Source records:
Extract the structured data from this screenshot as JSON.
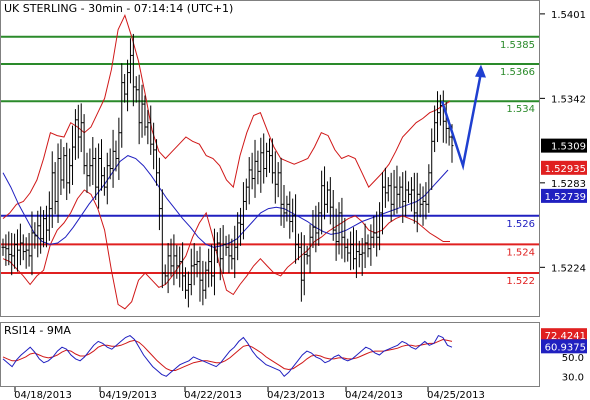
{
  "chart_data": {
    "type": "line",
    "title": "UK STERLING - 30min - 07:14:14 (UTC+1)",
    "price_axis": {
      "ylim": [
        1.519,
        1.541
      ],
      "ticks": [
        "1.5401",
        "1.5342",
        "1.5283",
        "1.5224"
      ]
    },
    "x_labels": [
      "04/18/2013",
      "04/19/2013",
      "04/22/2013",
      "04/23/2013",
      "04/24/2013",
      "04/25/2013"
    ],
    "levels": [
      {
        "label": "1.5385",
        "value": 1.5385,
        "color": "#2a8a2a"
      },
      {
        "label": "1.5366",
        "value": 1.5366,
        "color": "#2a8a2a"
      },
      {
        "label": "1.534",
        "value": 1.534,
        "color": "#2a8a2a"
      },
      {
        "label": "1.526",
        "value": 1.526,
        "color": "#2020c0"
      },
      {
        "label": "1.524",
        "value": 1.524,
        "color": "#e02020"
      },
      {
        "label": "1.522",
        "value": 1.522,
        "color": "#e02020"
      }
    ],
    "price_tags": [
      {
        "label": "1.5309",
        "value": 1.5309,
        "bg": "#000000"
      },
      {
        "label": "1.52935",
        "value": 1.52935,
        "bg": "#e02020"
      },
      {
        "label": "1.52739",
        "value": 1.52739,
        "bg": "#2020c0"
      }
    ],
    "price_series": [
      1.5238,
      1.5237,
      1.5233,
      1.5232,
      1.524,
      1.5236,
      1.5241,
      1.5235,
      1.5236,
      1.5232,
      1.5248,
      1.5246,
      1.5253,
      1.5244,
      1.5258,
      1.525,
      1.5265,
      1.529,
      1.527,
      1.53,
      1.5285,
      1.5302,
      1.5283,
      1.5295,
      1.5308,
      1.5327,
      1.5315,
      1.5325,
      1.5295,
      1.5288,
      1.5295,
      1.53,
      1.528,
      1.53,
      1.5288,
      1.528,
      1.5295,
      1.5293,
      1.5305,
      1.53,
      1.5318,
      1.5353,
      1.5345,
      1.536,
      1.5372,
      1.535,
      1.5348,
      1.5325,
      1.5338,
      1.5322,
      1.5325,
      1.531,
      1.5306,
      1.529,
      1.5265,
      1.522,
      1.5218,
      1.5232,
      1.5225,
      1.5232,
      1.5225,
      1.5228,
      1.5218,
      1.5208,
      1.5212,
      1.5225,
      1.5226,
      1.5228,
      1.5215,
      1.5208,
      1.5222,
      1.5228,
      1.5218,
      1.5236,
      1.5241,
      1.523,
      1.524,
      1.5238,
      1.5232,
      1.523,
      1.5238,
      1.5255,
      1.5254,
      1.527,
      1.528,
      1.5292,
      1.5286,
      1.5298,
      1.5291,
      1.5304,
      1.5293,
      1.5305,
      1.5302,
      1.529,
      1.5282,
      1.529,
      1.5268,
      1.5262,
      1.5268,
      1.5256,
      1.526,
      1.524,
      1.5238,
      1.5215,
      1.5233,
      1.5232,
      1.5245,
      1.5252,
      1.5248,
      1.5262,
      1.5281,
      1.5268,
      1.5278,
      1.5266,
      1.525,
      1.5242,
      1.5262,
      1.5245,
      1.5238,
      1.5234,
      1.524,
      1.523,
      1.5235,
      1.5233,
      1.5234,
      1.5241,
      1.5237,
      1.5245,
      1.5248,
      1.5245,
      1.5262,
      1.528,
      1.5276,
      1.5281,
      1.5268,
      1.528,
      1.5275,
      1.528,
      1.527,
      1.5278,
      1.5275,
      1.5278,
      1.5262,
      1.5275,
      1.5268,
      1.527,
      1.5268,
      1.529,
      1.5312,
      1.5325,
      1.5332,
      1.5337,
      1.5326,
      1.5321,
      1.5315,
      1.5309
    ],
    "bollinger_upper": [
      1.5258,
      1.5262,
      1.5268,
      1.527,
      1.5276,
      1.5285,
      1.53,
      1.5318,
      1.5316,
      1.5315,
      1.5325,
      1.5322,
      1.5318,
      1.5322,
      1.5332,
      1.5342,
      1.5362,
      1.539,
      1.54,
      1.5385,
      1.5368,
      1.5345,
      1.532,
      1.5305,
      1.53,
      1.5305,
      1.531,
      1.5315,
      1.5312,
      1.531,
      1.5302,
      1.53,
      1.5295,
      1.5285,
      1.528,
      1.5302,
      1.5318,
      1.533,
      1.5332,
      1.532,
      1.5308,
      1.53,
      1.5298,
      1.5296,
      1.5298,
      1.53,
      1.5308,
      1.5318,
      1.5316,
      1.5306,
      1.53,
      1.5302,
      1.53,
      1.529,
      1.528,
      1.5285,
      1.529,
      1.5296,
      1.5305,
      1.5315,
      1.532,
      1.5325,
      1.5328,
      1.5332,
      1.5334,
      1.5337,
      1.534
    ],
    "bollinger_lower": [
      1.523,
      1.5228,
      1.5223,
      1.5218,
      1.5212,
      1.5218,
      1.5222,
      1.524,
      1.525,
      1.5255,
      1.5262,
      1.5272,
      1.5278,
      1.5275,
      1.5265,
      1.525,
      1.5222,
      1.5198,
      1.5195,
      1.52,
      1.5215,
      1.522,
      1.5215,
      1.521,
      1.5212,
      1.5218,
      1.5225,
      1.5232,
      1.5245,
      1.5255,
      1.5262,
      1.5245,
      1.5225,
      1.5208,
      1.5205,
      1.5212,
      1.5218,
      1.5225,
      1.523,
      1.5225,
      1.522,
      1.5218,
      1.5224,
      1.5228,
      1.5232,
      1.5236,
      1.5242,
      1.5245,
      1.5249,
      1.5252,
      1.5255,
      1.5258,
      1.526,
      1.5256,
      1.525,
      1.5248,
      1.525,
      1.5255,
      1.5258,
      1.526,
      1.5258,
      1.5256,
      1.5252,
      1.5248,
      1.5245,
      1.5242,
      1.5242
    ],
    "moving_average": [
      1.529,
      1.528,
      1.5268,
      1.5258,
      1.5248,
      1.5242,
      1.524,
      1.5241,
      1.5245,
      1.5252,
      1.526,
      1.5268,
      1.5275,
      1.5282,
      1.529,
      1.5298,
      1.5302,
      1.53,
      1.5295,
      1.5288,
      1.528,
      1.5272,
      1.5265,
      1.5258,
      1.5252,
      1.5245,
      1.524,
      1.5238,
      1.5239,
      1.5241,
      1.5244,
      1.525,
      1.5256,
      1.5262,
      1.5265,
      1.5266,
      1.5265,
      1.5262,
      1.5259,
      1.5256,
      1.5252,
      1.5249,
      1.5247,
      1.5248,
      1.525,
      1.5253,
      1.5256,
      1.5258,
      1.526,
      1.5262,
      1.5264,
      1.5266,
      1.5268,
      1.527,
      1.5274,
      1.528,
      1.5286,
      1.5292
    ],
    "forecast_arrow": [
      1.534,
      1.5295,
      1.536
    ],
    "rsi_panel": {
      "label": "RSI14 - 9MA",
      "ylim": [
        20,
        85
      ],
      "ticks": [
        "50.0",
        "30.0"
      ],
      "tags": [
        {
          "label": "72.4241",
          "value": 72.4241,
          "bg": "#e02020"
        },
        {
          "label": "60.9375",
          "value": 60.9375,
          "bg": "#2020c0"
        }
      ],
      "rsi": [
        48,
        44,
        40,
        47,
        52,
        56,
        60,
        55,
        48,
        44,
        46,
        50,
        56,
        60,
        58,
        52,
        48,
        46,
        50,
        56,
        62,
        66,
        64,
        60,
        58,
        62,
        66,
        70,
        72,
        68,
        60,
        52,
        46,
        40,
        36,
        32,
        30,
        34,
        38,
        42,
        44,
        46,
        50,
        48,
        46,
        44,
        42,
        40,
        44,
        50,
        56,
        60,
        66,
        70,
        64,
        56,
        50,
        46,
        42,
        40,
        38,
        36,
        30,
        34,
        40,
        46,
        52,
        56,
        54,
        50,
        48,
        44,
        46,
        50,
        52,
        48,
        46,
        48,
        52,
        56,
        60,
        58,
        54,
        52,
        56,
        58,
        60,
        62,
        66,
        64,
        60,
        58,
        62,
        66,
        62,
        64,
        72,
        70,
        62,
        60
      ],
      "ma": [
        50,
        48,
        46,
        46,
        48,
        50,
        53,
        54,
        52,
        50,
        49,
        50,
        52,
        55,
        57,
        56,
        53,
        51,
        51,
        53,
        56,
        60,
        62,
        62,
        61,
        61,
        62,
        64,
        66,
        67,
        65,
        61,
        56,
        51,
        46,
        42,
        38,
        36,
        36,
        38,
        40,
        42,
        44,
        45,
        46,
        46,
        45,
        44,
        44,
        46,
        49,
        53,
        57,
        61,
        62,
        60,
        57,
        54,
        50,
        47,
        44,
        41,
        38,
        37,
        38,
        41,
        44,
        48,
        51,
        52,
        51,
        49,
        48,
        48,
        49,
        49,
        48,
        48,
        49,
        51,
        53,
        55,
        56,
        56,
        56,
        57,
        58,
        59,
        61,
        62,
        62,
        61,
        62,
        63,
        64,
        64,
        66,
        68,
        67,
        66
      ]
    }
  }
}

What you need to do ::
Copy out every line from the data above that has "value" in it.

Completed task ::
        "value": 1.5385,
        "value": 1.5366,
        "value": 1.534,
        "value": 1.526,
        "value": 1.524,
        "value": 1.522,
        "value": 1.5309,
        "value": 1.52935,
        "value": 1.52739,
          "value": 72.4241,
          "value": 60.9375,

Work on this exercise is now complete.